• _Written problem_
Copy out every line exactly as given.
======== Source material ========
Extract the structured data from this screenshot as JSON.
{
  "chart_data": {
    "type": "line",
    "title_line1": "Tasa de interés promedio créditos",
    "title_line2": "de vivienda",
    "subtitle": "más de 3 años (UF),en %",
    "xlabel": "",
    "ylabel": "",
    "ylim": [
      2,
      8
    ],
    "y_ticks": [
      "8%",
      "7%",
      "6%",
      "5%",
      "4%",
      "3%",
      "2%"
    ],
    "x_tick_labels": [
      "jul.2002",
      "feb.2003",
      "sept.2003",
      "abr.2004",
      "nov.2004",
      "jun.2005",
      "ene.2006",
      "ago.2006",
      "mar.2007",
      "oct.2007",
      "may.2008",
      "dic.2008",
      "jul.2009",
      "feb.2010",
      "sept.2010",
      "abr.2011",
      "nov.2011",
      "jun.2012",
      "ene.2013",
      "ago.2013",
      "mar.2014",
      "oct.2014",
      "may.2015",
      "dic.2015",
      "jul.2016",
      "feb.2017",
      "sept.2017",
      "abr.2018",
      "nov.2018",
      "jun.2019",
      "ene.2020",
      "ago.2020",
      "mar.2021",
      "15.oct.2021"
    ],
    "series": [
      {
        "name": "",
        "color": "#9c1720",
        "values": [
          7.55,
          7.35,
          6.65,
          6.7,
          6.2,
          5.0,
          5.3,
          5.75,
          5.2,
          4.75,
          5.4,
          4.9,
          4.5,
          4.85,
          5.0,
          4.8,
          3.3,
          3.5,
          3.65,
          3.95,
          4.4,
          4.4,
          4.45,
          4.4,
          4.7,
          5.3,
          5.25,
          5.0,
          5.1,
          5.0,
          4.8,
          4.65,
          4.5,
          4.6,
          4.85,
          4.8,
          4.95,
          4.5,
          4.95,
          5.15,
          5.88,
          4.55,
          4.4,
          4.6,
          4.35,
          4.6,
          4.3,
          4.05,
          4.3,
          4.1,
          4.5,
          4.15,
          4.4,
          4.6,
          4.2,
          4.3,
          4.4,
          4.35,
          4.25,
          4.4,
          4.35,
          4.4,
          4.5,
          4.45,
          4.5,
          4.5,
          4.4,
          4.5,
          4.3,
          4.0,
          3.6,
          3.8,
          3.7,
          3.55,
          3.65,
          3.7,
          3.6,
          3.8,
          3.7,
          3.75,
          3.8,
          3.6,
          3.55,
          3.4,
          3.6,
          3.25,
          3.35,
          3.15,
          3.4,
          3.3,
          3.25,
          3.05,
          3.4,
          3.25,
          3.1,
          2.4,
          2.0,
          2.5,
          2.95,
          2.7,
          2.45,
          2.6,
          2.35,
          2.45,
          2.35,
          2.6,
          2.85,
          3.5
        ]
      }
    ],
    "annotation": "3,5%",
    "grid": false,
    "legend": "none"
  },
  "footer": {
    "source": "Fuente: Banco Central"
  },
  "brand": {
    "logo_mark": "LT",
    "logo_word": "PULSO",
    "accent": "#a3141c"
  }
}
========
• _Response to the task_
Extract the structured data from this screenshot as JSON.
{
  "chart_data": {
    "type": "line",
    "title_line1": "Tasa de interés promedio créditos",
    "title_line2": "de vivienda",
    "subtitle": "más de 3 años (UF),en %",
    "xlabel": "",
    "ylabel": "",
    "ylim": [
      2,
      8
    ],
    "y_ticks": [
      "8%",
      "7%",
      "6%",
      "5%",
      "4%",
      "3%",
      "2%"
    ],
    "x_tick_labels": [
      "jul.2002",
      "feb.2003",
      "sept.2003",
      "abr.2004",
      "nov.2004",
      "jun.2005",
      "ene.2006",
      "ago.2006",
      "mar.2007",
      "oct.2007",
      "may.2008",
      "dic.2008",
      "jul.2009",
      "feb.2010",
      "sept.2010",
      "abr.2011",
      "nov.2011",
      "jun.2012",
      "ene.2013",
      "ago.2013",
      "mar.2014",
      "oct.2014",
      "may.2015",
      "dic.2015",
      "jul.2016",
      "feb.2017",
      "sept.2017",
      "abr.2018",
      "nov.2018",
      "jun.2019",
      "ene.2020",
      "ago.2020",
      "mar.2021",
      "15.oct.2021"
    ],
    "series": [
      {
        "name": "",
        "color": "#9c1720",
        "values": [
          7.55,
          7.35,
          6.65,
          6.7,
          6.2,
          5.0,
          5.3,
          5.75,
          5.2,
          4.75,
          5.4,
          4.9,
          4.5,
          4.85,
          5.0,
          4.8,
          3.3,
          3.5,
          3.65,
          3.95,
          4.4,
          4.4,
          4.45,
          4.4,
          4.7,
          5.3,
          5.25,
          5.0,
          5.1,
          5.0,
          4.8,
          4.65,
          4.5,
          4.6,
          4.85,
          4.8,
          4.95,
          4.5,
          4.95,
          5.15,
          5.88,
          4.55,
          4.4,
          4.6,
          4.35,
          4.6,
          4.3,
          4.05,
          4.3,
          4.1,
          4.5,
          4.15,
          4.4,
          4.6,
          4.2,
          4.3,
          4.4,
          4.35,
          4.25,
          4.4,
          4.35,
          4.4,
          4.5,
          4.45,
          4.5,
          4.5,
          4.4,
          4.5,
          4.3,
          4.0,
          3.6,
          3.8,
          3.7,
          3.55,
          3.65,
          3.7,
          3.6,
          3.8,
          3.7,
          3.75,
          3.8,
          3.6,
          3.55,
          3.4,
          3.6,
          3.25,
          3.35,
          3.15,
          3.4,
          3.3,
          3.25,
          3.05,
          3.4,
          3.25,
          3.1,
          2.4,
          2.0,
          2.5,
          2.95,
          2.7,
          2.45,
          2.6,
          2.35,
          2.45,
          2.35,
          2.6,
          2.85,
          3.5
        ]
      }
    ],
    "annotation": "3,5%",
    "grid": false,
    "legend": "none"
  },
  "footer": {
    "source": "Fuente: Banco Central"
  },
  "brand": {
    "logo_mark": "LT",
    "logo_word": "PULSO",
    "accent": "#a3141c"
  }
}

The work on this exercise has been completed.